• Exercise objective:
Draw out every line with the word "asserted" from the listing below.

• Working data:
begin

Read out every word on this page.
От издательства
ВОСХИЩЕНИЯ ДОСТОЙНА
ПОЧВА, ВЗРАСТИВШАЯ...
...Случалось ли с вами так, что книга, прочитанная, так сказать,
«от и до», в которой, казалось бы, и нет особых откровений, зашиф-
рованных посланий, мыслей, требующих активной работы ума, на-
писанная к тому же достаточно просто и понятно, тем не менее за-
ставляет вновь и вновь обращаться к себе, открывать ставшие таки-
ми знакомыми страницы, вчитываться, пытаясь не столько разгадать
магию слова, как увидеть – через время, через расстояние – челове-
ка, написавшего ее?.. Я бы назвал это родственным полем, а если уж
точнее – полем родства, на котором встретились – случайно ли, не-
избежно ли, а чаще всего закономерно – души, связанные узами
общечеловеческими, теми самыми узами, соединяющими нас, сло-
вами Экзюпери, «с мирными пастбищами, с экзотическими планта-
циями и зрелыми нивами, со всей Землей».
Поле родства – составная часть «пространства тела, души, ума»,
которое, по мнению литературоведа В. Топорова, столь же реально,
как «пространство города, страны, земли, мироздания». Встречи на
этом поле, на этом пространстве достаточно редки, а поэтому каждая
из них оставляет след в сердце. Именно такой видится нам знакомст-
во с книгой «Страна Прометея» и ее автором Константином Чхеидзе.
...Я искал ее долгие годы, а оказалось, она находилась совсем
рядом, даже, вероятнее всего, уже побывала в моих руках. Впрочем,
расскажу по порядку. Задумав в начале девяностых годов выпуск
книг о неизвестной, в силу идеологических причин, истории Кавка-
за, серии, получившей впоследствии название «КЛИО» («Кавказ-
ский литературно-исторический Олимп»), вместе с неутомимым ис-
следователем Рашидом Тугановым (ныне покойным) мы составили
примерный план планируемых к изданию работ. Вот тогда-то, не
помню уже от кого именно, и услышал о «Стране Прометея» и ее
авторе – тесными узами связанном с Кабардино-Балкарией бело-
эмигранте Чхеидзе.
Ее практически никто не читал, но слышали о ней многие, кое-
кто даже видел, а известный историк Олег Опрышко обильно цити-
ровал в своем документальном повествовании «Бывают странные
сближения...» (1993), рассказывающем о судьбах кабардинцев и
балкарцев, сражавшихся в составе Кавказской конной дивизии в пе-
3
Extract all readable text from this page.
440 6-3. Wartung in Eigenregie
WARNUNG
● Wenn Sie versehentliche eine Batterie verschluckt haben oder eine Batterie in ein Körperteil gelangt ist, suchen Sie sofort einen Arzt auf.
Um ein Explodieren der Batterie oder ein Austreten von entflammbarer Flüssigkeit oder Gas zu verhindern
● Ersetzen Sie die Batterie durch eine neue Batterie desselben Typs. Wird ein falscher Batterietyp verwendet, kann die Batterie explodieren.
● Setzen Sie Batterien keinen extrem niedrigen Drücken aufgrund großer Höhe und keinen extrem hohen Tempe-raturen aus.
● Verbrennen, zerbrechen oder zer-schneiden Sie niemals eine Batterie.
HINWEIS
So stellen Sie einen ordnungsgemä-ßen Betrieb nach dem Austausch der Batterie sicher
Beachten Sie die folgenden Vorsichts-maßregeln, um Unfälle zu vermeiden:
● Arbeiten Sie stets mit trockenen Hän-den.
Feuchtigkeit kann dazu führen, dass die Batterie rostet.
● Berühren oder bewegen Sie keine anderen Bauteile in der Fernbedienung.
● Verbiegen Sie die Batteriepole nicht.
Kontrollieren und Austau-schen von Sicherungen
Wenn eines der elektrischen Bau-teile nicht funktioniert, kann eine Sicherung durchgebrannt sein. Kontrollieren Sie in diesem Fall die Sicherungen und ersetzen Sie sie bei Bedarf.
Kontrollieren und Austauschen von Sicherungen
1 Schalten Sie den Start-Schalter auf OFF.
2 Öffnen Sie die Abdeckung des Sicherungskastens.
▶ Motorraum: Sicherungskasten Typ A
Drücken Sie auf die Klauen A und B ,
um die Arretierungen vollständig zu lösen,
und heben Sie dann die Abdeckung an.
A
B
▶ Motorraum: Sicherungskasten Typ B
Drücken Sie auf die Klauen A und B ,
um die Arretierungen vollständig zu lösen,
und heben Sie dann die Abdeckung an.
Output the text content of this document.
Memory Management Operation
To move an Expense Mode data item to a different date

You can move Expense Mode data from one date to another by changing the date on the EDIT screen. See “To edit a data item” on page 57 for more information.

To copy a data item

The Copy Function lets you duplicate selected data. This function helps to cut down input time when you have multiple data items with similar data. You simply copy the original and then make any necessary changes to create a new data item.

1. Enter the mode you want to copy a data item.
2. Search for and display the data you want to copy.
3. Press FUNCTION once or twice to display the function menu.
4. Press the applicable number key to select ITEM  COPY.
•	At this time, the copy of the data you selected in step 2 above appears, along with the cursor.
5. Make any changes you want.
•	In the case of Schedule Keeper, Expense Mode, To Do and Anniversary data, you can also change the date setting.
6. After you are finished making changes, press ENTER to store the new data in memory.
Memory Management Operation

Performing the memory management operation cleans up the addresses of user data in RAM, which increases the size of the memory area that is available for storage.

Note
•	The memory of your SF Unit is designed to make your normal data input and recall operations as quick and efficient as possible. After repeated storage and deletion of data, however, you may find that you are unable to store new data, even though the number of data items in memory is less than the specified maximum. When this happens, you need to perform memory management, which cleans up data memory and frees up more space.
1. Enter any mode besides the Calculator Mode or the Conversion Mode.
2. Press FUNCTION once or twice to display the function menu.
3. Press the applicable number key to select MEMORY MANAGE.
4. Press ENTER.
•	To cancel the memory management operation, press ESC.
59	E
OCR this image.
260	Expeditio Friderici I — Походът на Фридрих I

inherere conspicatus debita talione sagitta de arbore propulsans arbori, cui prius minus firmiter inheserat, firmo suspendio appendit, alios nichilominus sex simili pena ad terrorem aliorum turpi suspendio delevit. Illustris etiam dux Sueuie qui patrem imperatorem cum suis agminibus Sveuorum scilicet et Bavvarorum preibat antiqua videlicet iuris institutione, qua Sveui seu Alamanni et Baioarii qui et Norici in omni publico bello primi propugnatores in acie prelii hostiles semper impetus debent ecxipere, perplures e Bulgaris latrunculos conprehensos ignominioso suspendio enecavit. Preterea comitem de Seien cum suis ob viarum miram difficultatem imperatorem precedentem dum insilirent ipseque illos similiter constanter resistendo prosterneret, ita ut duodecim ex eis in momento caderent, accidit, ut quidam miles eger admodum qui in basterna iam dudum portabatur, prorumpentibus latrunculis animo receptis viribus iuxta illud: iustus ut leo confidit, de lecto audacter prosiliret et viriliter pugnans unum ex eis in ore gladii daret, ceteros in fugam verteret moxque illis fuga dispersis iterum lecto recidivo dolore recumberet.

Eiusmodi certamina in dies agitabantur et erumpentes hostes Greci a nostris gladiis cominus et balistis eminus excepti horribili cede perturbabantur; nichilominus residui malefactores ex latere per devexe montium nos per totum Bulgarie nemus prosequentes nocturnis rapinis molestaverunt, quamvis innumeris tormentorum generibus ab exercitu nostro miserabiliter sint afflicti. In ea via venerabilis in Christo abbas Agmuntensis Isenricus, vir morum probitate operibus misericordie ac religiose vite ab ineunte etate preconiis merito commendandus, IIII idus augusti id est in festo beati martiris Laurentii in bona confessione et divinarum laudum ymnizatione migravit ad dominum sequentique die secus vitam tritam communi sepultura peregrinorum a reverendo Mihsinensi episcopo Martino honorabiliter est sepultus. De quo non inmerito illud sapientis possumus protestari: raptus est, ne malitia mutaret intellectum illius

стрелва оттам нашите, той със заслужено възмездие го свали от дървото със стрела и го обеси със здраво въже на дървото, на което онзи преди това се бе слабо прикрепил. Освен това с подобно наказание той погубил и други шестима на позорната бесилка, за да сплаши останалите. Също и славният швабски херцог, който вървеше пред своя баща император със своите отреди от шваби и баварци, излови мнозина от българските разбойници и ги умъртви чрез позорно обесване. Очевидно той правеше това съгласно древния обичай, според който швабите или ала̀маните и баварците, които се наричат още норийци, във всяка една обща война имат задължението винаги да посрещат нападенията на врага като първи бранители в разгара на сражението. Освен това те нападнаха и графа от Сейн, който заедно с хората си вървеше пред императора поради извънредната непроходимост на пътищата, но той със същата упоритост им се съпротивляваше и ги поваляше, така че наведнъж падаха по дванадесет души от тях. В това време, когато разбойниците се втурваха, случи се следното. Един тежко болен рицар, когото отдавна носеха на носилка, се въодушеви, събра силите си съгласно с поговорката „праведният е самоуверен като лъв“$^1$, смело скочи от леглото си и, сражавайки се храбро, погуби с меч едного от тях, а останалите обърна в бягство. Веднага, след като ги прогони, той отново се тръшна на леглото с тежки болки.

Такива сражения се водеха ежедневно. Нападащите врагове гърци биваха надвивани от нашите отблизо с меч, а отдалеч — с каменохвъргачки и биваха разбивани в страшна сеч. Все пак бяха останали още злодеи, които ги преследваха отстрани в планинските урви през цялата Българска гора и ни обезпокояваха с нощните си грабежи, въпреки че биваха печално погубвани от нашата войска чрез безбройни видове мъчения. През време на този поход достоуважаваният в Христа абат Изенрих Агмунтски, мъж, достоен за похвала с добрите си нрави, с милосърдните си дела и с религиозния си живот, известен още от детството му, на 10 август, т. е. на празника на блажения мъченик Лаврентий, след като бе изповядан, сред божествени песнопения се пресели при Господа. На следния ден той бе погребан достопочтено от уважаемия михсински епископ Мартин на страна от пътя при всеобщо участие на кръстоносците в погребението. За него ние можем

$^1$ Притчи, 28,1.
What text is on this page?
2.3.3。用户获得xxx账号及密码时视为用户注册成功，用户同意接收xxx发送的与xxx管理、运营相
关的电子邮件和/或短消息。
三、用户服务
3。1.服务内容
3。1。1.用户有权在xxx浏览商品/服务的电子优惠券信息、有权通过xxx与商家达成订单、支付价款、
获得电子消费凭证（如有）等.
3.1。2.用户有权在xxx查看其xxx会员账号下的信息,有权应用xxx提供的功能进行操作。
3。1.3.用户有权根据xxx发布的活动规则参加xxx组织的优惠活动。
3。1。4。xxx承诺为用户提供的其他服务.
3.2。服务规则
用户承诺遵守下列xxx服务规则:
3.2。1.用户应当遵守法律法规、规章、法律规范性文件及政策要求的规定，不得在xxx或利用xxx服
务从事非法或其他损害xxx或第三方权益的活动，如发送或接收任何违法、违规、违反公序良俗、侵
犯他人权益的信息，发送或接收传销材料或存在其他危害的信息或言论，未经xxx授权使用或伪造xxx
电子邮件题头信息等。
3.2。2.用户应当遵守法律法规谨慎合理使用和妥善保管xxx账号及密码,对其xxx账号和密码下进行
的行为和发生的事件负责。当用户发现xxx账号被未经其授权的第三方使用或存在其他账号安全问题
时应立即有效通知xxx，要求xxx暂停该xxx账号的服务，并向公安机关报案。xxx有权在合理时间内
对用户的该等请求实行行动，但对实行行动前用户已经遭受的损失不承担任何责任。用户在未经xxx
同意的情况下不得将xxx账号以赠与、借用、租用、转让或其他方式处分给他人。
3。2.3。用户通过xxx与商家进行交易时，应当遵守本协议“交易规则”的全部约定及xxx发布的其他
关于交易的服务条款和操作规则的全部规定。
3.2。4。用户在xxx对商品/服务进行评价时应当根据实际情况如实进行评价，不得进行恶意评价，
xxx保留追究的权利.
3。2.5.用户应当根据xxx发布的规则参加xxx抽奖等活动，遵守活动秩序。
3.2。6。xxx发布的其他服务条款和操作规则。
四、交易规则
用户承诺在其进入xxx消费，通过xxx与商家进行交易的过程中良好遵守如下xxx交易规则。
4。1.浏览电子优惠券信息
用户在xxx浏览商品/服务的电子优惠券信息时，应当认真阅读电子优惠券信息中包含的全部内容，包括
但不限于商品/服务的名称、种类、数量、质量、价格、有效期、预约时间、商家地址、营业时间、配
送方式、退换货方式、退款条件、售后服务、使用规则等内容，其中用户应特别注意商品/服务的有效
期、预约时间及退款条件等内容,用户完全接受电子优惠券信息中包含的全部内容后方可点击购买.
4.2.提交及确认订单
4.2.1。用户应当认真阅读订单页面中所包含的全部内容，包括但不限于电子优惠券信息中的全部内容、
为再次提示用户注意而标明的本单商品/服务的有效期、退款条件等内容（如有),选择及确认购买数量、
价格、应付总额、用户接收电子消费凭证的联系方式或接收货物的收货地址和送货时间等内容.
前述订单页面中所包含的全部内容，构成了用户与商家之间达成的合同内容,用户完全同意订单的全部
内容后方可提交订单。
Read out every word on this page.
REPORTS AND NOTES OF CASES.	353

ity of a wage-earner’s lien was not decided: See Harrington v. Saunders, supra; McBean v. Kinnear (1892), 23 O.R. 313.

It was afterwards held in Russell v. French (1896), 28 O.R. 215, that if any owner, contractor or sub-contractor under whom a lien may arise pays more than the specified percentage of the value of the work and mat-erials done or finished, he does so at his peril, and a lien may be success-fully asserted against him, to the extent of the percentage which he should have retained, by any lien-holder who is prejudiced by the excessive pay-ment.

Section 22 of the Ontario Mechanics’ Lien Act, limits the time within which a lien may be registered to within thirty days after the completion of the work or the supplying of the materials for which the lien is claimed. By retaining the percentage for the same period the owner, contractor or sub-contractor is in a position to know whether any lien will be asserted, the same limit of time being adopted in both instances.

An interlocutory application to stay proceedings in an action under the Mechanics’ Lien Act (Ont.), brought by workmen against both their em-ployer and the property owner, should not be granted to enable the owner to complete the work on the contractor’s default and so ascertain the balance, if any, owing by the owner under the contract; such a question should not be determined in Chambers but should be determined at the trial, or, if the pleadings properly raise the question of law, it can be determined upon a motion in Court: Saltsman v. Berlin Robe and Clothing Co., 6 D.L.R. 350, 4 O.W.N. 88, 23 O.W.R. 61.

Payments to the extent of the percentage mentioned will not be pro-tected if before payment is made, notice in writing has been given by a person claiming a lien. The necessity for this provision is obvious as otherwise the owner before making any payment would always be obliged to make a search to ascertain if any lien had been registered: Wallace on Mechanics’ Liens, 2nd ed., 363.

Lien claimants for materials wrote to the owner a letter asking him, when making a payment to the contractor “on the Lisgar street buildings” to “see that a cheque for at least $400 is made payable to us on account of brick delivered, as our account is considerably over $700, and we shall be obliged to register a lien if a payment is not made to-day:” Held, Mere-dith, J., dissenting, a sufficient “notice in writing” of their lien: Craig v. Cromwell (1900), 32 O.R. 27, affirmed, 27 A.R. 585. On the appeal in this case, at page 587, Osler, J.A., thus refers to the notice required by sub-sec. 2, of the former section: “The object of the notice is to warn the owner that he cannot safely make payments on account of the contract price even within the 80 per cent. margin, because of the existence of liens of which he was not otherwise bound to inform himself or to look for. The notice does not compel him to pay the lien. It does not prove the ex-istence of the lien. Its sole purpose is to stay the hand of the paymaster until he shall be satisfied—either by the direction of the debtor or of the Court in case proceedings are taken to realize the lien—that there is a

end

• Final answer:
It was afterwards held in Russell v. French (1896), 28 O.R. 215, that if any owner, contractor or sub-contractor under whom a lien may arise pays more than the specified percentage of the value of the work and mat-erials done or finished, he does so at his peril, and a lien may be success-fully asserted against him, to the extent of the percentage which he should have retained, by any lien-holder who is prejudiced by the excessive pay-ment.
Section 22 of the Ontario Mechanics’ Lien Act, limits the time within which a lien may be registered to within thirty days after the completion of the work or the supplying of the materials for which the lien is claimed. By retaining the percentage for the same period the owner, contractor or sub-contractor is in a position to know whether any lien will be asserted, the same limit of time being adopted in both instances.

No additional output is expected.